Dataset entries
— Begin —
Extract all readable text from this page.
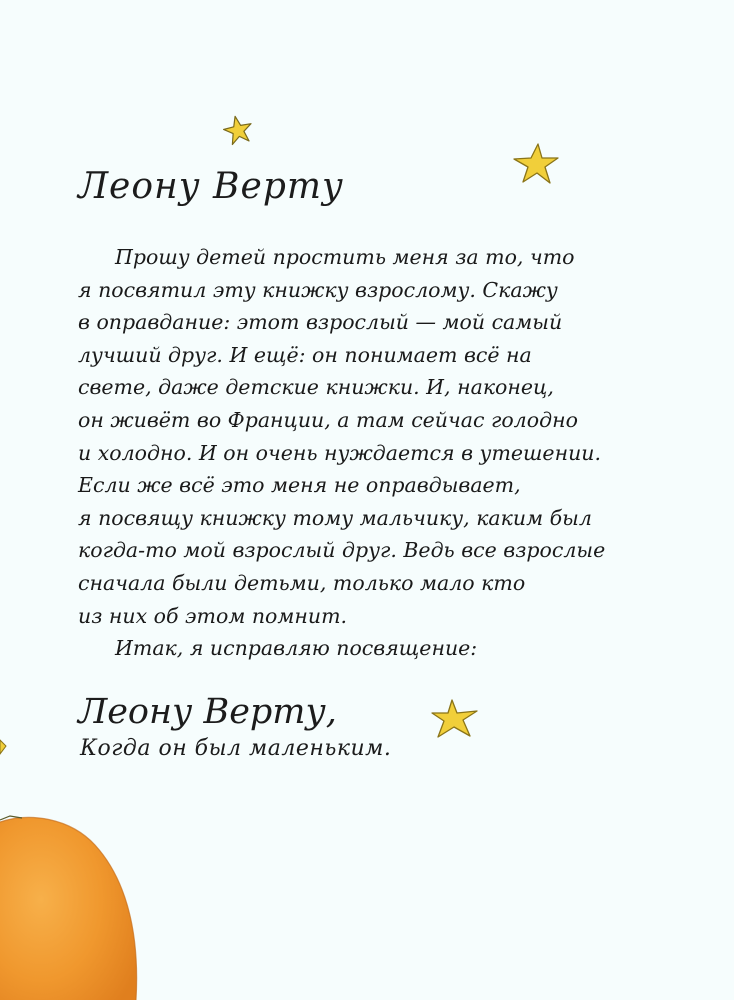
Леону Верту
Прошу детей простить меня за то, что
я посвятил эту книжку взрослому. Скажу
в оправдание: этот взрослый — мой самый
лучший друг. И ещё: он понимает всё на
свете, даже детские книжки. И, наконец,
он живёт во Франции, а там сейчас голодно
и холодно. И он очень нуждается в утешении.
Если же всё это меня не оправдывает,
я посвящу книжку тому мальчику, каким был
когда-то мой взрослый друг. Ведь все взрослые
сначала были детьми, только мало кто
из них об этом помнит.
Итак, я исправляю посвящение:
Леону Верту,
Когда он был маленьким.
— End —
-- What to work on --
Give the number of lines in the entries that hold the word "меня", and nothing else.

-- Task response --
2